For the entries that follow, produce an exact copy with no pictures in it.

# Information given
Start of Block

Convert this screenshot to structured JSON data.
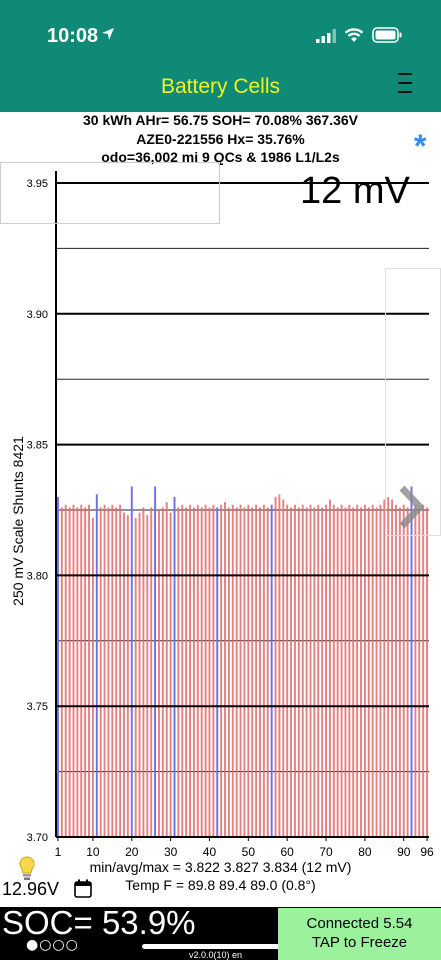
{
  "status_bar": {
    "time": "10:08"
  },
  "nav": {
    "title": "Battery Cells"
  },
  "info": {
    "line1": "30 kWh  AHr= 56.75  SOH= 70.08%   367.36V",
    "line2": "AZE0-221556   Hx= 35.76%",
    "line3": "odo=36,002 mi 9 QCs & 1986 L1/L2s"
  },
  "asterisk": "*",
  "scale_label": "12 mV",
  "y_axis_label": "250 mV Scale   Shunts 8421",
  "stats": {
    "minmax": "min/avg/max = 3.822 3.827 3.834  (12 mV)",
    "temp": "Temp F = 89.8  89.4  89.0  (0.8°)"
  },
  "voltage": "12.96V",
  "soc": "SOC= 53.9%",
  "page_dots": "●○○○",
  "version": "v2.0.0(10) en",
  "connect": {
    "line1": "Connected 5.54",
    "line2": "TAP to Freeze"
  },
  "colors": {
    "header": "#0e8a76",
    "title": "#f3f321",
    "bar": "#e36b6b",
    "shunt_bar": "#6f70e8",
    "button": "#9cf29c",
    "asterisk": "#2f8cf0"
  },
  "chart_data": {
    "type": "bar",
    "ylim": [
      3.7,
      3.95
    ],
    "ytick_labels": [
      "3.95",
      "3.90",
      "3.85",
      "3.80",
      "3.75",
      "3.70"
    ],
    "yticks": [
      3.95,
      3.9,
      3.85,
      3.8,
      3.75,
      3.7
    ],
    "minor_gridlines": [
      3.925,
      3.875,
      3.825,
      3.775,
      3.725
    ],
    "xtick_labels": [
      "1",
      "10",
      "20",
      "30",
      "40",
      "50",
      "60",
      "70",
      "80",
      "90",
      "96"
    ],
    "xticks": [
      1,
      10,
      20,
      30,
      40,
      50,
      60,
      70,
      80,
      90,
      96
    ],
    "categories": [
      1,
      2,
      3,
      4,
      5,
      6,
      7,
      8,
      9,
      10,
      11,
      12,
      13,
      14,
      15,
      16,
      17,
      18,
      19,
      20,
      21,
      22,
      23,
      24,
      25,
      26,
      27,
      28,
      29,
      30,
      31,
      32,
      33,
      34,
      35,
      36,
      37,
      38,
      39,
      40,
      41,
      42,
      43,
      44,
      45,
      46,
      47,
      48,
      49,
      50,
      51,
      52,
      53,
      54,
      55,
      56,
      57,
      58,
      59,
      60,
      61,
      62,
      63,
      64,
      65,
      66,
      67,
      68,
      69,
      70,
      71,
      72,
      73,
      74,
      75,
      76,
      77,
      78,
      79,
      80,
      81,
      82,
      83,
      84,
      85,
      86,
      87,
      88,
      89,
      90,
      91,
      92,
      93,
      94,
      95,
      96
    ],
    "values": [
      3.83,
      3.826,
      3.827,
      3.826,
      3.827,
      3.826,
      3.827,
      3.826,
      3.827,
      3.822,
      3.831,
      3.826,
      3.827,
      3.826,
      3.827,
      3.826,
      3.827,
      3.824,
      3.823,
      3.834,
      3.822,
      3.824,
      3.826,
      3.823,
      3.826,
      3.834,
      3.825,
      3.826,
      3.828,
      3.824,
      3.83,
      3.826,
      3.827,
      3.826,
      3.827,
      3.826,
      3.827,
      3.826,
      3.827,
      3.826,
      3.827,
      3.826,
      3.827,
      3.828,
      3.826,
      3.827,
      3.826,
      3.827,
      3.826,
      3.827,
      3.826,
      3.827,
      3.826,
      3.827,
      3.826,
      3.827,
      3.83,
      3.831,
      3.829,
      3.827,
      3.826,
      3.827,
      3.826,
      3.827,
      3.826,
      3.827,
      3.826,
      3.827,
      3.826,
      3.827,
      3.829,
      3.827,
      3.826,
      3.827,
      3.826,
      3.827,
      3.826,
      3.827,
      3.826,
      3.827,
      3.826,
      3.827,
      3.826,
      3.827,
      3.829,
      3.83,
      3.829,
      3.827,
      3.826,
      3.827,
      3.826,
      3.834,
      3.827,
      3.826,
      3.827,
      3.826
    ],
    "shunt_cells": [
      1,
      11,
      20,
      26,
      31,
      42,
      56,
      92
    ]
  }
}
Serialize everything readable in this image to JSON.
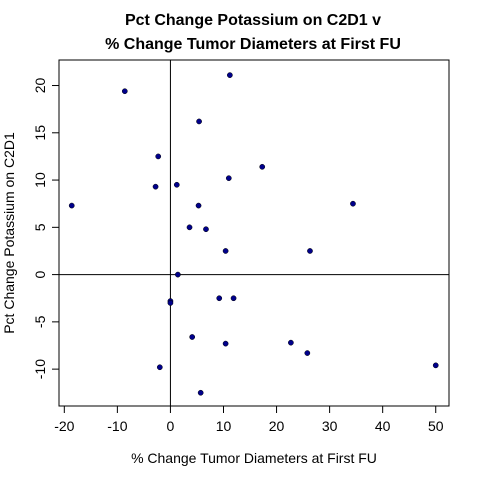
{
  "chart_data": {
    "type": "scatter",
    "title": [
      "Pct Change Potassium on C2D1 v",
      "% Change Tumor Diameters at First FU"
    ],
    "xlabel": "% Change Tumor Diameters at First FU",
    "ylabel": "Pct Change Potassium on C2D1",
    "xlim": [
      -21,
      52.5
    ],
    "ylim": [
      -13.9,
      22.7
    ],
    "x_ticks": [
      -20,
      -10,
      0,
      10,
      20,
      30,
      40,
      50
    ],
    "y_ticks": [
      -10,
      -5,
      0,
      5,
      10,
      15,
      20
    ],
    "reference_lines": {
      "vertical_x": 0,
      "horizontal_y": 0
    },
    "grid": false,
    "point_color": "#00008B",
    "points": [
      {
        "x": -18.6,
        "y": 7.3
      },
      {
        "x": -8.6,
        "y": 19.4
      },
      {
        "x": -2.3,
        "y": 12.5
      },
      {
        "x": -2.8,
        "y": 9.3
      },
      {
        "x": -2.0,
        "y": -9.8
      },
      {
        "x": 0.0,
        "y": -2.8
      },
      {
        "x": 0.0,
        "y": -3.0
      },
      {
        "x": 1.2,
        "y": 9.5
      },
      {
        "x": 1.4,
        "y": 0.0
      },
      {
        "x": 3.6,
        "y": 5.0
      },
      {
        "x": 4.1,
        "y": -6.6
      },
      {
        "x": 5.3,
        "y": 7.3
      },
      {
        "x": 5.4,
        "y": 16.2
      },
      {
        "x": 5.7,
        "y": -12.5
      },
      {
        "x": 6.7,
        "y": 4.8
      },
      {
        "x": 9.2,
        "y": -2.5
      },
      {
        "x": 10.4,
        "y": 2.5
      },
      {
        "x": 10.4,
        "y": -7.3
      },
      {
        "x": 11.0,
        "y": 10.2
      },
      {
        "x": 11.2,
        "y": 21.1
      },
      {
        "x": 11.9,
        "y": -2.5
      },
      {
        "x": 17.3,
        "y": 11.4
      },
      {
        "x": 22.7,
        "y": -7.2
      },
      {
        "x": 25.8,
        "y": -8.3
      },
      {
        "x": 26.3,
        "y": 2.5
      },
      {
        "x": 34.4,
        "y": 7.5
      },
      {
        "x": 50.0,
        "y": -9.6
      }
    ]
  }
}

End of Block

# Output of the exercise
Convert this screenshot to structured JSON data.
{
  "status_bar": {
    "time": "10:08"
  },
  "nav": {
    "title": "Battery Cells"
  },
  "info": {
    "line1": "30 kWh  AHr= 56.75  SOH= 70.08%   367.36V",
    "line2": "AZE0-221556   Hx= 35.76%",
    "line3": "odo=36,002 mi 9 QCs & 1986 L1/L2s"
  },
  "asterisk": "*",
  "scale_label": "12 mV",
  "y_axis_label": "250 mV Scale   Shunts 8421",
  "stats": {
    "minmax": "min/avg/max = 3.822 3.827 3.834  (12 mV)",
    "temp": "Temp F = 89.8  89.4  89.0  (0.8°)"
  },
  "voltage": "12.96V",
  "soc": "SOC= 53.9%",
  "page_dots": "●○○○",
  "version": "v2.0.0(10) en",
  "connect": {
    "line1": "Connected 5.54",
    "line2": "TAP to Freeze"
  },
  "colors": {
    "header": "#0e8a76",
    "title": "#f3f321",
    "bar": "#e36b6b",
    "shunt_bar": "#6f70e8",
    "button": "#9cf29c",
    "asterisk": "#2f8cf0"
  },
  "chart_data": {
    "type": "bar",
    "ylim": [
      3.7,
      3.95
    ],
    "ytick_labels": [
      "3.95",
      "3.90",
      "3.85",
      "3.80",
      "3.75",
      "3.70"
    ],
    "yticks": [
      3.95,
      3.9,
      3.85,
      3.8,
      3.75,
      3.7
    ],
    "minor_gridlines": [
      3.925,
      3.875,
      3.825,
      3.775,
      3.725
    ],
    "xtick_labels": [
      "1",
      "10",
      "20",
      "30",
      "40",
      "50",
      "60",
      "70",
      "80",
      "90",
      "96"
    ],
    "xticks": [
      1,
      10,
      20,
      30,
      40,
      50,
      60,
      70,
      80,
      90,
      96
    ],
    "categories": [
      1,
      2,
      3,
      4,
      5,
      6,
      7,
      8,
      9,
      10,
      11,
      12,
      13,
      14,
      15,
      16,
      17,
      18,
      19,
      20,
      21,
      22,
      23,
      24,
      25,
      26,
      27,
      28,
      29,
      30,
      31,
      32,
      33,
      34,
      35,
      36,
      37,
      38,
      39,
      40,
      41,
      42,
      43,
      44,
      45,
      46,
      47,
      48,
      49,
      50,
      51,
      52,
      53,
      54,
      55,
      56,
      57,
      58,
      59,
      60,
      61,
      62,
      63,
      64,
      65,
      66,
      67,
      68,
      69,
      70,
      71,
      72,
      73,
      74,
      75,
      76,
      77,
      78,
      79,
      80,
      81,
      82,
      83,
      84,
      85,
      86,
      87,
      88,
      89,
      90,
      91,
      92,
      93,
      94,
      95,
      96
    ],
    "values": [
      3.83,
      3.826,
      3.827,
      3.826,
      3.827,
      3.826,
      3.827,
      3.826,
      3.827,
      3.822,
      3.831,
      3.826,
      3.827,
      3.826,
      3.827,
      3.826,
      3.827,
      3.824,
      3.823,
      3.834,
      3.822,
      3.824,
      3.826,
      3.823,
      3.826,
      3.834,
      3.825,
      3.826,
      3.828,
      3.824,
      3.83,
      3.826,
      3.827,
      3.826,
      3.827,
      3.826,
      3.827,
      3.826,
      3.827,
      3.826,
      3.827,
      3.826,
      3.827,
      3.828,
      3.826,
      3.827,
      3.826,
      3.827,
      3.826,
      3.827,
      3.826,
      3.827,
      3.826,
      3.827,
      3.826,
      3.827,
      3.83,
      3.831,
      3.829,
      3.827,
      3.826,
      3.827,
      3.826,
      3.827,
      3.826,
      3.827,
      3.826,
      3.827,
      3.826,
      3.827,
      3.829,
      3.827,
      3.826,
      3.827,
      3.826,
      3.827,
      3.826,
      3.827,
      3.826,
      3.827,
      3.826,
      3.827,
      3.826,
      3.827,
      3.829,
      3.83,
      3.829,
      3.827,
      3.826,
      3.827,
      3.826,
      3.834,
      3.827,
      3.826,
      3.827,
      3.826
    ],
    "shunt_cells": [
      1,
      11,
      20,
      26,
      31,
      42,
      56,
      92
    ]
  }
}
Serialize everything readable in this image to JSON.
{
  "chart_data": {
    "type": "scatter",
    "title": [
      "Pct Change Potassium on C2D1 v",
      "% Change Tumor Diameters at First FU"
    ],
    "xlabel": "% Change Tumor Diameters at First FU",
    "ylabel": "Pct Change Potassium on C2D1",
    "xlim": [
      -21,
      52.5
    ],
    "ylim": [
      -13.9,
      22.7
    ],
    "x_ticks": [
      -20,
      -10,
      0,
      10,
      20,
      30,
      40,
      50
    ],
    "y_ticks": [
      -10,
      -5,
      0,
      5,
      10,
      15,
      20
    ],
    "reference_lines": {
      "vertical_x": 0,
      "horizontal_y": 0
    },
    "grid": false,
    "point_color": "#00008B",
    "points": [
      {
        "x": -18.6,
        "y": 7.3
      },
      {
        "x": -8.6,
        "y": 19.4
      },
      {
        "x": -2.3,
        "y": 12.5
      },
      {
        "x": -2.8,
        "y": 9.3
      },
      {
        "x": -2.0,
        "y": -9.8
      },
      {
        "x": 0.0,
        "y": -2.8
      },
      {
        "x": 0.0,
        "y": -3.0
      },
      {
        "x": 1.2,
        "y": 9.5
      },
      {
        "x": 1.4,
        "y": 0.0
      },
      {
        "x": 3.6,
        "y": 5.0
      },
      {
        "x": 4.1,
        "y": -6.6
      },
      {
        "x": 5.3,
        "y": 7.3
      },
      {
        "x": 5.4,
        "y": 16.2
      },
      {
        "x": 5.7,
        "y": -12.5
      },
      {
        "x": 6.7,
        "y": 4.8
      },
      {
        "x": 9.2,
        "y": -2.5
      },
      {
        "x": 10.4,
        "y": 2.5
      },
      {
        "x": 10.4,
        "y": -7.3
      },
      {
        "x": 11.0,
        "y": 10.2
      },
      {
        "x": 11.2,
        "y": 21.1
      },
      {
        "x": 11.9,
        "y": -2.5
      },
      {
        "x": 17.3,
        "y": 11.4
      },
      {
        "x": 22.7,
        "y": -7.2
      },
      {
        "x": 25.8,
        "y": -8.3
      },
      {
        "x": 26.3,
        "y": 2.5
      },
      {
        "x": 34.4,
        "y": 7.5
      },
      {
        "x": 50.0,
        "y": -9.6
      }
    ]
  }
}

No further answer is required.